Dataset items
• • • •

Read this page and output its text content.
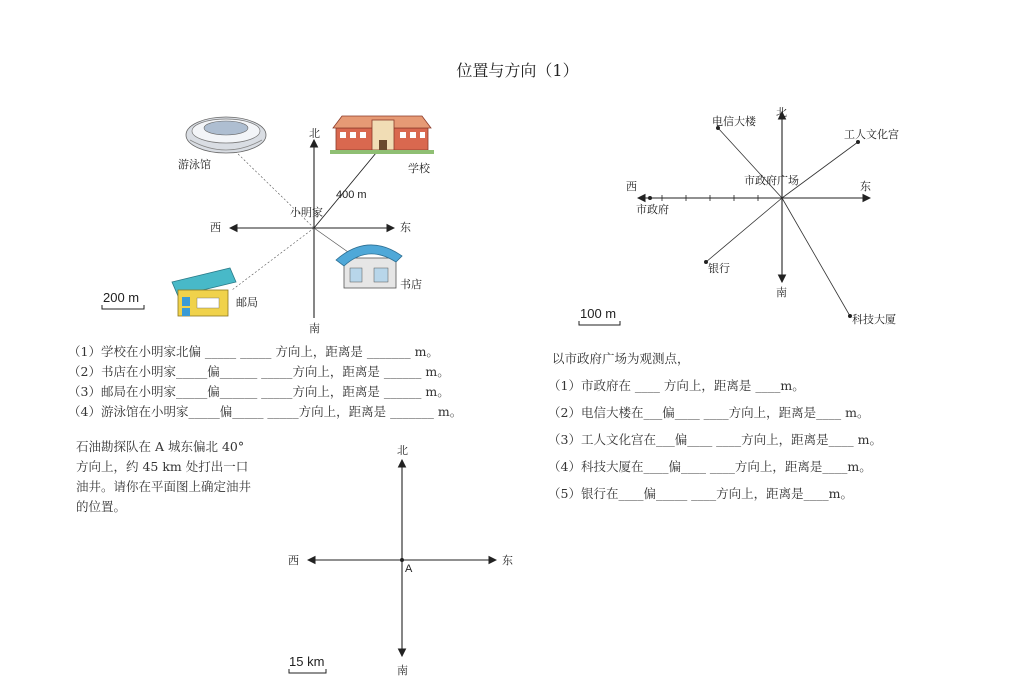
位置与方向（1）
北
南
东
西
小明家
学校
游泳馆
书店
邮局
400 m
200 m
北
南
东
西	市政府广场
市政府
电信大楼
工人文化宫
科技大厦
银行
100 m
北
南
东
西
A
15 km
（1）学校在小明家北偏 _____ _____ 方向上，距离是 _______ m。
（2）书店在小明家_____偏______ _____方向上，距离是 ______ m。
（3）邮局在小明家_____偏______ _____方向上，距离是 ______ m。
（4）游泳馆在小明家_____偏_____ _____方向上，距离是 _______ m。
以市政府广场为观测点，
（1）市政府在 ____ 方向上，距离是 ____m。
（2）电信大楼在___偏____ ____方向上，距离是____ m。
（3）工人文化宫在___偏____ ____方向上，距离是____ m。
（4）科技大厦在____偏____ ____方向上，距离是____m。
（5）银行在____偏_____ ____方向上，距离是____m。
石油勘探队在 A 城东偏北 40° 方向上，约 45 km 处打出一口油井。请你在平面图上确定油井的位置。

• • • •

| Exercise description |
Set the data above down again exactly as given, with no pictures.

| Answer to the problem |
Read this page and output its text content.
位置与方向（1）
北
南
东
西
小明家
学校
游泳馆
书店
邮局
400 m
200 m
北
南
东
西	市政府广场
市政府
电信大楼
工人文化宫
科技大厦
银行
100 m
北
南
东
西
A
15 km
（1）学校在小明家北偏 _____ _____ 方向上，距离是 _______ m。
（2）书店在小明家_____偏______ _____方向上，距离是 ______ m。
（3）邮局在小明家_____偏______ _____方向上，距离是 ______ m。
（4）游泳馆在小明家_____偏_____ _____方向上，距离是 _______ m。
以市政府广场为观测点，
（1）市政府在 ____ 方向上，距离是 ____m。
（2）电信大楼在___偏____ ____方向上，距离是____ m。
（3）工人文化宫在___偏____ ____方向上，距离是____ m。
（4）科技大厦在____偏____ ____方向上，距离是____m。
（5）银行在____偏_____ ____方向上，距离是____m。
石油勘探队在 A 城东偏北 40° 方向上，约 45 km 处打出一口油井。请你在平面图上确定油井的位置。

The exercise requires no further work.